Set exercise:
Locate the lines that hold the string "целей". Copy every such line.

Dataset extract:
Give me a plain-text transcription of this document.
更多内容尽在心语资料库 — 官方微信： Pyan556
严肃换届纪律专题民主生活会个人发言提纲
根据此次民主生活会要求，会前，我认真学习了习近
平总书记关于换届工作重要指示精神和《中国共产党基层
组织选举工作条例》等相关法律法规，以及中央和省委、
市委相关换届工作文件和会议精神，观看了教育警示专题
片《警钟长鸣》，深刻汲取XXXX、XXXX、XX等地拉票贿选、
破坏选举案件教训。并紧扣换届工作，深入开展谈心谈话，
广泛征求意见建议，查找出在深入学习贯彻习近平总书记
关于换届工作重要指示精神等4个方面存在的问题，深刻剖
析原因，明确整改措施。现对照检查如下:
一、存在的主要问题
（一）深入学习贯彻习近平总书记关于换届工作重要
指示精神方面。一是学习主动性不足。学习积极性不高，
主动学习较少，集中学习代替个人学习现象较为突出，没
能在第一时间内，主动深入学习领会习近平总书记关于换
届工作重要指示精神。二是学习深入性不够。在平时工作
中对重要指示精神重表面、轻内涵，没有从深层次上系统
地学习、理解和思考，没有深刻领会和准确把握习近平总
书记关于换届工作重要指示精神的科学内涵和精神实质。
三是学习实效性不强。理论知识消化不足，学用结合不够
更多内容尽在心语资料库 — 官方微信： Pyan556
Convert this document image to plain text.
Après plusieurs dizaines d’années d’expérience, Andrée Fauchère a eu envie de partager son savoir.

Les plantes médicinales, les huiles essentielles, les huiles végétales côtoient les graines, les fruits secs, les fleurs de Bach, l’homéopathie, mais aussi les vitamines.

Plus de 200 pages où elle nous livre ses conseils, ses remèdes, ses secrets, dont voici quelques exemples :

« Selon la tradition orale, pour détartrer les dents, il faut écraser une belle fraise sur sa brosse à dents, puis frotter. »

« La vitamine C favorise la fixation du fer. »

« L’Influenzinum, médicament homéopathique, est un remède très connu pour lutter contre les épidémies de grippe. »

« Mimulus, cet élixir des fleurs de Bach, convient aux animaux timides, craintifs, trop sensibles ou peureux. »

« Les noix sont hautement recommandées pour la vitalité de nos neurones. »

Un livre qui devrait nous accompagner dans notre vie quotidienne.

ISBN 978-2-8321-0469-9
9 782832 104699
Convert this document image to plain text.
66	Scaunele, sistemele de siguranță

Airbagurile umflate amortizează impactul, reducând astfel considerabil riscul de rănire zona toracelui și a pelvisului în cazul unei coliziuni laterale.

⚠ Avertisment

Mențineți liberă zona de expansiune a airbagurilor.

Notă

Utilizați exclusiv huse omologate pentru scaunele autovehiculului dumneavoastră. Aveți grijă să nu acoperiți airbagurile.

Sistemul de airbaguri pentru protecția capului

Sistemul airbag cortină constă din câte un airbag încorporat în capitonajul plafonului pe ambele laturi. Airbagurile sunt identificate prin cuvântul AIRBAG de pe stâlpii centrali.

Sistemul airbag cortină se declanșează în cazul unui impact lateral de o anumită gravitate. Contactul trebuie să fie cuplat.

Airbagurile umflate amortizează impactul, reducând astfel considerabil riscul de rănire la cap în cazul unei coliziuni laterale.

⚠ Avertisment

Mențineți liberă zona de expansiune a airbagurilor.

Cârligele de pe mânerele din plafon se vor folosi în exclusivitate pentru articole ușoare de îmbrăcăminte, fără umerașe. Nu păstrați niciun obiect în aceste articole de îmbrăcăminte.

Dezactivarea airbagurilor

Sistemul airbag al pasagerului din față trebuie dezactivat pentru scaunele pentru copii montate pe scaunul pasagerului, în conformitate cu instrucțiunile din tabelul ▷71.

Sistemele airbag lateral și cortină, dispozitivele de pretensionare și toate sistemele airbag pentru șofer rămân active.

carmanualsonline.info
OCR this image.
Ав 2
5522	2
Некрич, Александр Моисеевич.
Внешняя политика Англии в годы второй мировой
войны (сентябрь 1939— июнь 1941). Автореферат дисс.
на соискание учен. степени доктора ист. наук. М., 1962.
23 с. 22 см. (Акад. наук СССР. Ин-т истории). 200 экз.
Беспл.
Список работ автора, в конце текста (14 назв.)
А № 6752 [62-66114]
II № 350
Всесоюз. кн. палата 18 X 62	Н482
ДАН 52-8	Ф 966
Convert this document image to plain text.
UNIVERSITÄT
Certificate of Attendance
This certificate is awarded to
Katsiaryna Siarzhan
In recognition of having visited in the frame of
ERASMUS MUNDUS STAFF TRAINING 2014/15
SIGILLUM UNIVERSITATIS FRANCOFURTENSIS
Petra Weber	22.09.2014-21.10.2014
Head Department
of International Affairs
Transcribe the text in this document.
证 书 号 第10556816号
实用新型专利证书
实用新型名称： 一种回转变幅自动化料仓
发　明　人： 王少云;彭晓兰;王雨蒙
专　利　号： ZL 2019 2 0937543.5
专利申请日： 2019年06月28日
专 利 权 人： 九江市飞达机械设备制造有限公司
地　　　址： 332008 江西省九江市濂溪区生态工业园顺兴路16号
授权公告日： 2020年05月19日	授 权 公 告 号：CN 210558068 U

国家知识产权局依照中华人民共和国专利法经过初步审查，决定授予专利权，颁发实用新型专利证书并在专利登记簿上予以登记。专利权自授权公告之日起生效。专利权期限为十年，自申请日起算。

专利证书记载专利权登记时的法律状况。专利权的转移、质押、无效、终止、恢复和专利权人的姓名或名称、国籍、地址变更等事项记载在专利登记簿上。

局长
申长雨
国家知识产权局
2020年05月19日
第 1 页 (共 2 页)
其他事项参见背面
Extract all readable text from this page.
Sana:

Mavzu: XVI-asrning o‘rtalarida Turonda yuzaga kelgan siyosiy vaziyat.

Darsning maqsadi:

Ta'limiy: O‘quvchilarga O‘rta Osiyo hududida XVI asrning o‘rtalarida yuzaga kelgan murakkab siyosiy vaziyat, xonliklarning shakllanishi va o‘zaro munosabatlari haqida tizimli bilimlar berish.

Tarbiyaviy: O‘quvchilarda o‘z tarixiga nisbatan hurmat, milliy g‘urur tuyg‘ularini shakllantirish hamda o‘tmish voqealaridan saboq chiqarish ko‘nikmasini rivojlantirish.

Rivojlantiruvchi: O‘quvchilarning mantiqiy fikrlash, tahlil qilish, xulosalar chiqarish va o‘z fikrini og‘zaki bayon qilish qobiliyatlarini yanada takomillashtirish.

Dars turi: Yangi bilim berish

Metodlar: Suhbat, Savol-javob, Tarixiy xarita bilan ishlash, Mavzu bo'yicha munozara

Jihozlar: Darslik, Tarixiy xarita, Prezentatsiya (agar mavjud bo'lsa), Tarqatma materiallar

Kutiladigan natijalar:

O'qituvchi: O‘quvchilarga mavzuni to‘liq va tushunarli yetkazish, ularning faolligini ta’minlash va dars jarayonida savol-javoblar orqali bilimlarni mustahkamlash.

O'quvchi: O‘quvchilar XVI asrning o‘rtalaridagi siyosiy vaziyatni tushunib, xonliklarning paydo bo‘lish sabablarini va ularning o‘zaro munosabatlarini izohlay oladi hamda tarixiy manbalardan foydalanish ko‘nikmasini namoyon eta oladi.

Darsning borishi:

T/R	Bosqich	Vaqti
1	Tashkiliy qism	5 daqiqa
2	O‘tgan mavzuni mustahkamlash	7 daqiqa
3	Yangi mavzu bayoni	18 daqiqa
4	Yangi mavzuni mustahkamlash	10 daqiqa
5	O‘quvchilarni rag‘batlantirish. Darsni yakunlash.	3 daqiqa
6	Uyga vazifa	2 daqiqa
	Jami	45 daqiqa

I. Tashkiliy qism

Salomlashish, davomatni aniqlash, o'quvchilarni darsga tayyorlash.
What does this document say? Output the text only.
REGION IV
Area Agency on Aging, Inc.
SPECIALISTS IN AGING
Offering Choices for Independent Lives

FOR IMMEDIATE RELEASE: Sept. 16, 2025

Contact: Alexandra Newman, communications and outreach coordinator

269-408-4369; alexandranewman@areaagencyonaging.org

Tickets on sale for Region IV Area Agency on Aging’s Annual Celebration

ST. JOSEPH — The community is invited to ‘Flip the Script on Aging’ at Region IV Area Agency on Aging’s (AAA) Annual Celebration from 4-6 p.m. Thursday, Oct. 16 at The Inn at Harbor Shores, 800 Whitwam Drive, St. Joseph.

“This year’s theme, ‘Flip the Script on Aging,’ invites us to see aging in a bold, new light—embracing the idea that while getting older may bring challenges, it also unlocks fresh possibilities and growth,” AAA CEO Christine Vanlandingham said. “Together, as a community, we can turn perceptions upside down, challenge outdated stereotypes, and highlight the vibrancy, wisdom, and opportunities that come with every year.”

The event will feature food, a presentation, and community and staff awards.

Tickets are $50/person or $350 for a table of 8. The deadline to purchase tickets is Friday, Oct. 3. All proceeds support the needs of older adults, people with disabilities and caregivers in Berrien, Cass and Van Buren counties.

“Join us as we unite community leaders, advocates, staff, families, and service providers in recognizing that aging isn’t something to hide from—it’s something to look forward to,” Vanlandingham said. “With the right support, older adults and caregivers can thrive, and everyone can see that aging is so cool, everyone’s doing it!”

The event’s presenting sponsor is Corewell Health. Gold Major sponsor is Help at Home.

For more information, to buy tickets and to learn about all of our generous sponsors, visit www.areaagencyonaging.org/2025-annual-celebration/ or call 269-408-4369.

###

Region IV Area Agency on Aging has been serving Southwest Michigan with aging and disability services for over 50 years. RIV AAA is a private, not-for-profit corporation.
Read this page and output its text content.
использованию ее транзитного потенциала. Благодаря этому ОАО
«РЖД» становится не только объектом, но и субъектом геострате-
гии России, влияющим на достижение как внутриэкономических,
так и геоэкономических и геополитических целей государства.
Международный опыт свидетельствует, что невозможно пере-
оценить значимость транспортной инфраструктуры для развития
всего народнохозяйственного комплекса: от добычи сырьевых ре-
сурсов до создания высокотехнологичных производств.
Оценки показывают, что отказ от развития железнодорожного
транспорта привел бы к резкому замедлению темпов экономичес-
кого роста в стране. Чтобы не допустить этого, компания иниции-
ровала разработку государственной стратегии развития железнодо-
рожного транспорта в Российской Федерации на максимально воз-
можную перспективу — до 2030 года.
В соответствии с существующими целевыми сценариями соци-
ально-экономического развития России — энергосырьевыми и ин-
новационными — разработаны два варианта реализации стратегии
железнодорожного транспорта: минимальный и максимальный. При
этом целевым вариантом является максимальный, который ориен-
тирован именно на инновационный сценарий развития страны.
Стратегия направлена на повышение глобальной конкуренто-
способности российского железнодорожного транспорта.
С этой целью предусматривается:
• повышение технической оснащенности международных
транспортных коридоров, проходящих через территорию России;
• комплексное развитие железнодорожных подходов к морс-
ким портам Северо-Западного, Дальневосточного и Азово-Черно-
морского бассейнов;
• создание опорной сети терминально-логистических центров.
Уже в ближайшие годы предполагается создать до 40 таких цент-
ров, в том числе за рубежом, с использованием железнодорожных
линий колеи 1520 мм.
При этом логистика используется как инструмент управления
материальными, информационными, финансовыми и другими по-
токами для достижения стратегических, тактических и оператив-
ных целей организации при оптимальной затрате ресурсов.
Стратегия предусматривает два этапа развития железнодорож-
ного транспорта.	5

Response to the exercise:
так и геоэкономических и геополитических целей государства.
ных целей организации при оптимальной затрате ресурсов.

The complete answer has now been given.